#### Task:
Every entry below should be repeated exactly; the pictures should not.

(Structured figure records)
-=-=-

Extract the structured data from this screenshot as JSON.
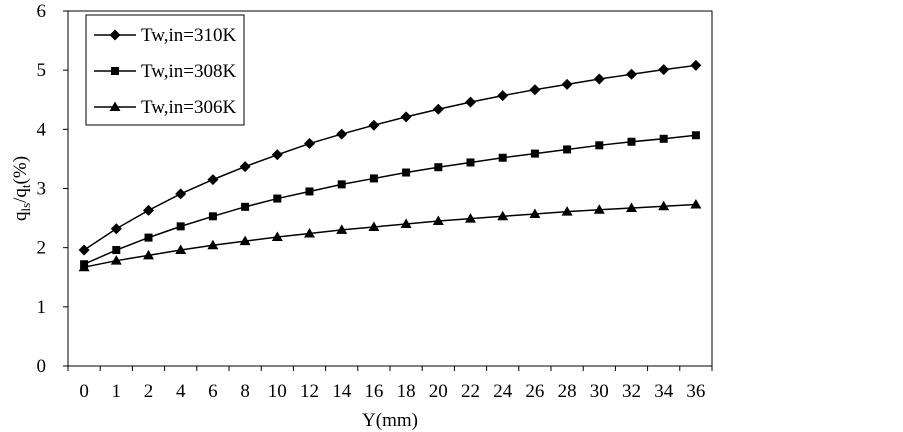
{
  "chart_data": {
    "type": "line",
    "xlabel": "Y(mm)",
    "ylabel": {
      "base": "q",
      "sub1": "ls",
      "mid": "/q",
      "sub2": "t",
      "suffix": "(%)"
    },
    "x": [
      "0",
      "1",
      "2",
      "4",
      "6",
      "8",
      "10",
      "12",
      "14",
      "16",
      "18",
      "20",
      "22",
      "24",
      "26",
      "28",
      "30",
      "32",
      "34",
      "36"
    ],
    "ylim": [
      0,
      6
    ],
    "yticks": [
      "0",
      "1",
      "2",
      "3",
      "4",
      "5",
      "6"
    ],
    "grid": false,
    "legend_position": "top-left",
    "series": [
      {
        "name": "Tw,in=310K",
        "marker": "diamond",
        "values": [
          1.96,
          2.32,
          2.63,
          2.91,
          3.15,
          3.37,
          3.57,
          3.76,
          3.92,
          4.07,
          4.21,
          4.34,
          4.46,
          4.57,
          4.67,
          4.76,
          4.85,
          4.93,
          5.01,
          5.08
        ]
      },
      {
        "name": "Tw,in=308K",
        "marker": "square",
        "values": [
          1.72,
          1.96,
          2.17,
          2.36,
          2.53,
          2.69,
          2.83,
          2.95,
          3.07,
          3.17,
          3.27,
          3.36,
          3.44,
          3.52,
          3.59,
          3.66,
          3.73,
          3.79,
          3.84,
          3.9
        ]
      },
      {
        "name": "Tw,in=306K",
        "marker": "triangle",
        "values": [
          1.67,
          1.78,
          1.87,
          1.96,
          2.04,
          2.11,
          2.18,
          2.24,
          2.3,
          2.35,
          2.4,
          2.45,
          2.49,
          2.53,
          2.57,
          2.61,
          2.64,
          2.67,
          2.7,
          2.73
        ]
      }
    ]
  }
}
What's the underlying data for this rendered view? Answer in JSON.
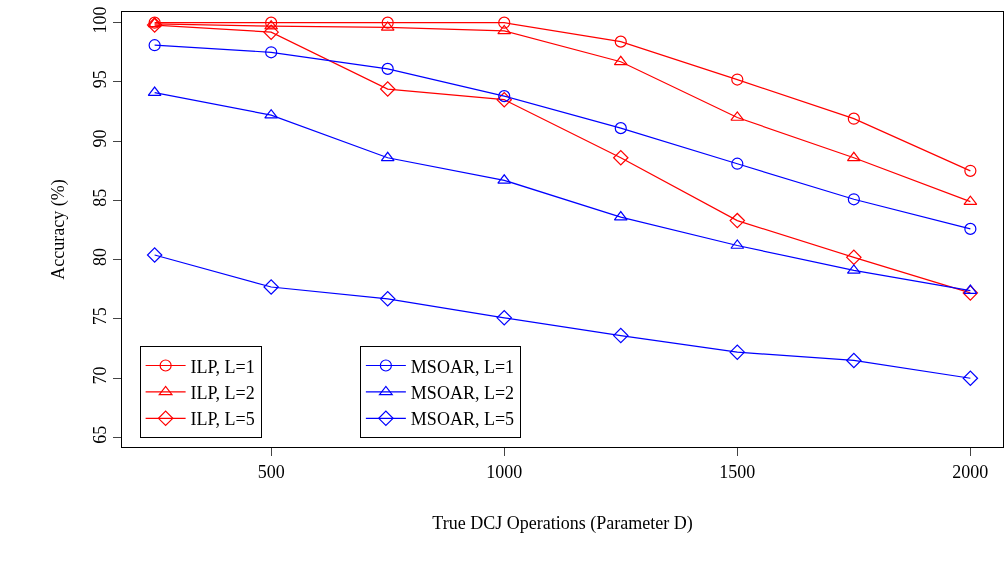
{
  "chart_data": {
    "type": "line",
    "xlabel": "True DCJ Operations (Parameter D)",
    "ylabel": "Accuracy (%)",
    "x": [
      250,
      500,
      750,
      1000,
      1250,
      1500,
      1750,
      2000
    ],
    "xlim": [
      180,
      2070
    ],
    "xticks": [
      500,
      1000,
      1500,
      2000
    ],
    "ylim": [
      64.2,
      100.9
    ],
    "yticks": [
      65,
      70,
      75,
      80,
      85,
      90,
      95,
      100
    ],
    "grid": false,
    "legend": "bottom left",
    "line_style": "solid",
    "series": [
      {
        "name": "ILP, L=1",
        "color": "#ff0000",
        "marker": "circle",
        "values": [
          100,
          100,
          100,
          100,
          98.4,
          95.2,
          91.9,
          87.5
        ]
      },
      {
        "name": "ILP, L=2",
        "color": "#ff0000",
        "marker": "triangle",
        "values": [
          99.9,
          99.7,
          99.6,
          99.3,
          96.7,
          92.0,
          88.6,
          84.9
        ]
      },
      {
        "name": "ILP, L=5",
        "color": "#ff0000",
        "marker": "diamond",
        "values": [
          99.8,
          99.2,
          94.4,
          93.5,
          88.6,
          83.3,
          80.2,
          77.2
        ]
      },
      {
        "name": "MSOAR, L=1",
        "color": "#0000ff",
        "marker": "circle",
        "values": [
          98.1,
          97.5,
          96.1,
          93.8,
          91.1,
          88.1,
          85.1,
          82.6
        ]
      },
      {
        "name": "MSOAR, L=2",
        "color": "#0000ff",
        "marker": "triangle",
        "values": [
          94.1,
          92.2,
          88.6,
          86.7,
          83.6,
          81.2,
          79.1,
          77.4
        ]
      },
      {
        "name": "MSOAR, L=5",
        "color": "#0000ff",
        "marker": "diamond",
        "values": [
          80.4,
          77.7,
          76.7,
          75.1,
          73.6,
          72.2,
          71.5,
          70.0
        ]
      }
    ]
  }
}
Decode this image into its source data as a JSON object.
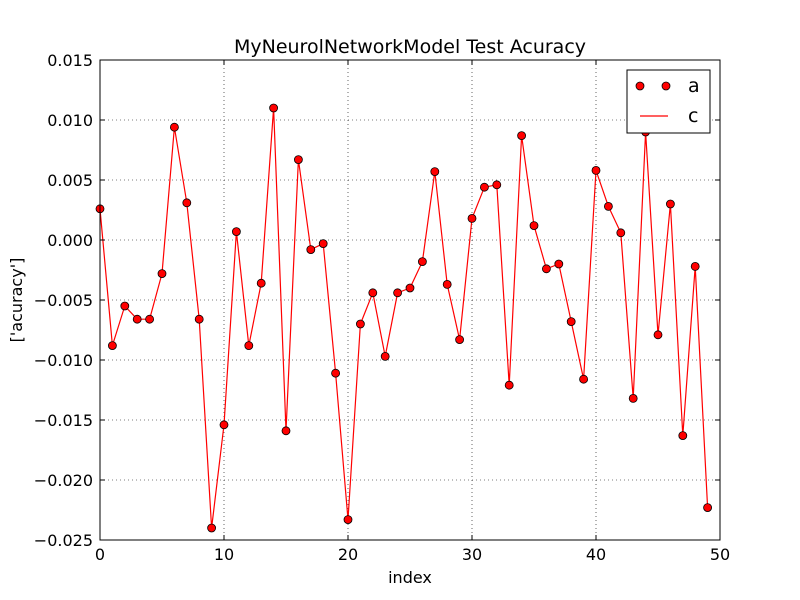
{
  "chart_data": {
    "type": "line",
    "title": "MyNeurolNetworkModel Test Acuracy",
    "xlabel": "index",
    "ylabel": "['acuracy']",
    "xlim": [
      0,
      50
    ],
    "ylim": [
      -0.025,
      0.015
    ],
    "xticks": [
      0,
      10,
      20,
      30,
      40,
      50
    ],
    "yticks": [
      -0.025,
      -0.02,
      -0.015,
      -0.01,
      -0.005,
      0.0,
      0.005,
      0.01,
      0.015
    ],
    "xtick_labels": [
      "0",
      "10",
      "20",
      "30",
      "40",
      "50"
    ],
    "ytick_labels": [
      "−0.025",
      "−0.020",
      "−0.015",
      "−0.010",
      "−0.005",
      "0.000",
      "0.005",
      "0.010",
      "0.015"
    ],
    "grid": true,
    "legend_position": "top-right",
    "x": [
      0,
      1,
      2,
      3,
      4,
      5,
      6,
      7,
      8,
      9,
      10,
      11,
      12,
      13,
      14,
      15,
      16,
      17,
      18,
      19,
      20,
      21,
      22,
      23,
      24,
      25,
      26,
      27,
      28,
      29,
      30,
      31,
      32,
      33,
      34,
      35,
      36,
      37,
      38,
      39,
      40,
      41,
      42,
      43,
      44,
      45,
      46,
      47,
      48,
      49
    ],
    "series": [
      {
        "name": "a",
        "style": "markers",
        "color": "#ff0000",
        "values": [
          0.0026,
          -0.0088,
          -0.0055,
          -0.0066,
          -0.0066,
          -0.0028,
          0.0094,
          0.0031,
          -0.0066,
          -0.024,
          -0.0154,
          0.0007,
          -0.0088,
          -0.0036,
          0.011,
          -0.0159,
          0.0067,
          -0.0008,
          -0.0003,
          -0.0111,
          -0.0233,
          -0.007,
          -0.0044,
          -0.0097,
          -0.0044,
          -0.004,
          -0.0018,
          0.0057,
          -0.0037,
          -0.0083,
          0.0018,
          0.0044,
          0.0046,
          -0.0121,
          0.0087,
          0.0012,
          -0.0024,
          -0.002,
          -0.0068,
          -0.0116,
          0.0058,
          0.0028,
          0.0006,
          -0.0132,
          0.009,
          -0.0079,
          0.003,
          -0.0163,
          -0.0022,
          -0.0223
        ]
      },
      {
        "name": "c",
        "style": "line",
        "color": "#ff0000",
        "values": [
          0.0026,
          -0.0088,
          -0.0055,
          -0.0066,
          -0.0066,
          -0.0028,
          0.0094,
          0.0031,
          -0.0066,
          -0.024,
          -0.0154,
          0.0007,
          -0.0088,
          -0.0036,
          0.011,
          -0.0159,
          0.0067,
          -0.0008,
          -0.0003,
          -0.0111,
          -0.0233,
          -0.007,
          -0.0044,
          -0.0097,
          -0.0044,
          -0.004,
          -0.0018,
          0.0057,
          -0.0037,
          -0.0083,
          0.0018,
          0.0044,
          0.0046,
          -0.0121,
          0.0087,
          0.0012,
          -0.0024,
          -0.002,
          -0.0068,
          -0.0116,
          0.0058,
          0.0028,
          0.0006,
          -0.0132,
          0.009,
          -0.0079,
          0.003,
          -0.0163,
          -0.0022,
          -0.0223
        ]
      }
    ]
  }
}
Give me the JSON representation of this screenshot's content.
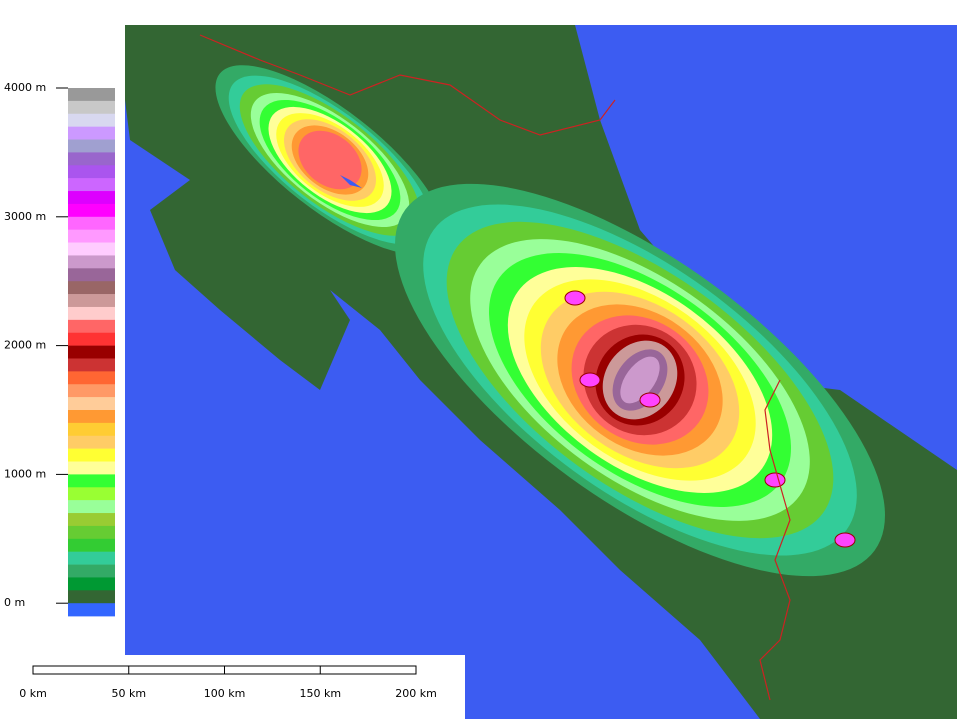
{
  "legend": {
    "labels": [
      "4000 m",
      "3000 m",
      "2000 m",
      "1000 m",
      "0 m"
    ]
  },
  "scale_bar": {
    "labels": [
      "0 km",
      "50 km",
      "100 km",
      "150 km",
      "200 km"
    ]
  }
}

-=-=-

#### Result for this task:
Extract the structured data from this screenshot as JSON.
{
  "chart_data": {
    "type": "line",
    "xlabel": "Y(mm)",
    "ylabel": {
      "base": "q",
      "sub1": "ls",
      "mid": "/q",
      "sub2": "t",
      "suffix": "(%)"
    },
    "x": [
      "0",
      "1",
      "2",
      "4",
      "6",
      "8",
      "10",
      "12",
      "14",
      "16",
      "18",
      "20",
      "22",
      "24",
      "26",
      "28",
      "30",
      "32",
      "34",
      "36"
    ],
    "ylim": [
      0,
      6
    ],
    "yticks": [
      "0",
      "1",
      "2",
      "3",
      "4",
      "5",
      "6"
    ],
    "grid": false,
    "legend_position": "top-left",
    "series": [
      {
        "name": "Tw,in=310K",
        "marker": "diamond",
        "values": [
          1.96,
          2.32,
          2.63,
          2.91,
          3.15,
          3.37,
          3.57,
          3.76,
          3.92,
          4.07,
          4.21,
          4.34,
          4.46,
          4.57,
          4.67,
          4.76,
          4.85,
          4.93,
          5.01,
          5.08
        ]
      },
      {
        "name": "Tw,in=308K",
        "marker": "square",
        "values": [
          1.72,
          1.96,
          2.17,
          2.36,
          2.53,
          2.69,
          2.83,
          2.95,
          3.07,
          3.17,
          3.27,
          3.36,
          3.44,
          3.52,
          3.59,
          3.66,
          3.73,
          3.79,
          3.84,
          3.9
        ]
      },
      {
        "name": "Tw,in=306K",
        "marker": "triangle",
        "values": [
          1.67,
          1.78,
          1.87,
          1.96,
          2.04,
          2.11,
          2.18,
          2.24,
          2.3,
          2.35,
          2.4,
          2.45,
          2.49,
          2.53,
          2.57,
          2.61,
          2.64,
          2.67,
          2.7,
          2.73
        ]
      }
    ]
  }
}
What's the underlying data for this rendered view? Answer in JSON.
{
  "chart_data": {
    "type": "line",
    "xlabel": "True DCJ Operations (Parameter D)",
    "ylabel": "Accuracy (%)",
    "x": [
      250,
      500,
      750,
      1000,
      1250,
      1500,
      1750,
      2000
    ],
    "xlim": [
      180,
      2070
    ],
    "xticks": [
      500,
      1000,
      1500,
      2000
    ],
    "ylim": [
      64.2,
      100.9
    ],
    "yticks": [
      65,
      70,
      75,
      80,
      85,
      90,
      95,
      100
    ],
    "grid": false,
    "legend": "bottom left",
    "line_style": "solid",
    "series": [
      {
        "name": "ILP, L=1",
        "color": "#ff0000",
        "marker": "circle",
        "values": [
          100,
          100,
          100,
          100,
          98.4,
          95.2,
          91.9,
          87.5
        ]
      },
      {
        "name": "ILP, L=2",
        "color": "#ff0000",
        "marker": "triangle",
        "values": [
          99.9,
          99.7,
          99.6,
          99.3,
          96.7,
          92.0,
          88.6,
          84.9
        ]
      },
      {
        "name": "ILP, L=5",
        "color": "#ff0000",
        "marker": "diamond",
        "values": [
          99.8,
          99.2,
          94.4,
          93.5,
          88.6,
          83.3,
          80.2,
          77.2
        ]
      },
      {
        "name": "MSOAR, L=1",
        "color": "#0000ff",
        "marker": "circle",
        "values": [
          98.1,
          97.5,
          96.1,
          93.8,
          91.1,
          88.1,
          85.1,
          82.6
        ]
      },
      {
        "name": "MSOAR, L=2",
        "color": "#0000ff",
        "marker": "triangle",
        "values": [
          94.1,
          92.2,
          88.6,
          86.7,
          83.6,
          81.2,
          79.1,
          77.4
        ]
      },
      {
        "name": "MSOAR, L=5",
        "color": "#0000ff",
        "marker": "diamond",
        "values": [
          80.4,
          77.7,
          76.7,
          75.1,
          73.6,
          72.2,
          71.5,
          70.0
        ]
      }
    ]
  }
}
Decode this image into its source data as a JSON object.
{
  "chart_data": {
    "type": "line",
    "title": "MyNeurolNetworkModel Test Acuracy",
    "xlabel": "index",
    "ylabel": "['acuracy']",
    "xlim": [
      0,
      50
    ],
    "ylim": [
      -0.025,
      0.015
    ],
    "xticks": [
      0,
      10,
      20,
      30,
      40,
      50
    ],
    "yticks": [
      -0.025,
      -0.02,
      -0.015,
      -0.01,
      -0.005,
      0.0,
      0.005,
      0.01,
      0.015
    ],
    "xtick_labels": [
      "0",
      "10",
      "20",
      "30",
      "40",
      "50"
    ],
    "ytick_labels": [
      "−0.025",
      "−0.020",
      "−0.015",
      "−0.010",
      "−0.005",
      "0.000",
      "0.005",
      "0.010",
      "0.015"
    ],
    "grid": true,
    "legend_position": "top-right",
    "x": [
      0,
      1,
      2,
      3,
      4,
      5,
      6,
      7,
      8,
      9,
      10,
      11,
      12,
      13,
      14,
      15,
      16,
      17,
      18,
      19,
      20,
      21,
      22,
      23,
      24,
      25,
      26,
      27,
      28,
      29,
      30,
      31,
      32,
      33,
      34,
      35,
      36,
      37,
      38,
      39,
      40,
      41,
      42,
      43,
      44,
      45,
      46,
      47,
      48,
      49
    ],
    "series": [
      {
        "name": "a",
        "style": "markers",
        "color": "#ff0000",
        "values": [
          0.0026,
          -0.0088,
          -0.0055,
          -0.0066,
          -0.0066,
          -0.0028,
          0.0094,
          0.0031,
          -0.0066,
          -0.024,
          -0.0154,
          0.0007,
          -0.0088,
          -0.0036,
          0.011,
          -0.0159,
          0.0067,
          -0.0008,
          -0.0003,
          -0.0111,
          -0.0233,
          -0.007,
          -0.0044,
          -0.0097,
          -0.0044,
          -0.004,
          -0.0018,
          0.0057,
          -0.0037,
          -0.0083,
          0.0018,
          0.0044,
          0.0046,
          -0.0121,
          0.0087,
          0.0012,
          -0.0024,
          -0.002,
          -0.0068,
          -0.0116,
          0.0058,
          0.0028,
          0.0006,
          -0.0132,
          0.009,
          -0.0079,
          0.003,
          -0.0163,
          -0.0022,
          -0.0223
        ]
      },
      {
        "name": "c",
        "style": "line",
        "color": "#ff0000",
        "values": [
          0.0026,
          -0.0088,
          -0.0055,
          -0.0066,
          -0.0066,
          -0.0028,
          0.0094,
          0.0031,
          -0.0066,
          -0.024,
          -0.0154,
          0.0007,
          -0.0088,
          -0.0036,
          0.011,
          -0.0159,
          0.0067,
          -0.0008,
          -0.0003,
          -0.0111,
          -0.0233,
          -0.007,
          -0.0044,
          -0.0097,
          -0.0044,
          -0.004,
          -0.0018,
          0.0057,
          -0.0037,
          -0.0083,
          0.0018,
          0.0044,
          0.0046,
          -0.0121,
          0.0087,
          0.0012,
          -0.0024,
          -0.002,
          -0.0068,
          -0.0116,
          0.0058,
          0.0028,
          0.0006,
          -0.0132,
          0.009,
          -0.0079,
          0.003,
          -0.0163,
          -0.0022,
          -0.0223
        ]
      }
    ]
  }
}
Give me the JSON representation of this screenshot's content.
{
  "legend": {
    "labels": [
      "4000 m",
      "3000 m",
      "2000 m",
      "1000 m",
      "0 m"
    ]
  },
  "scale_bar": {
    "labels": [
      "0 km",
      "50 km",
      "100 km",
      "150 km",
      "200 km"
    ]
  }
}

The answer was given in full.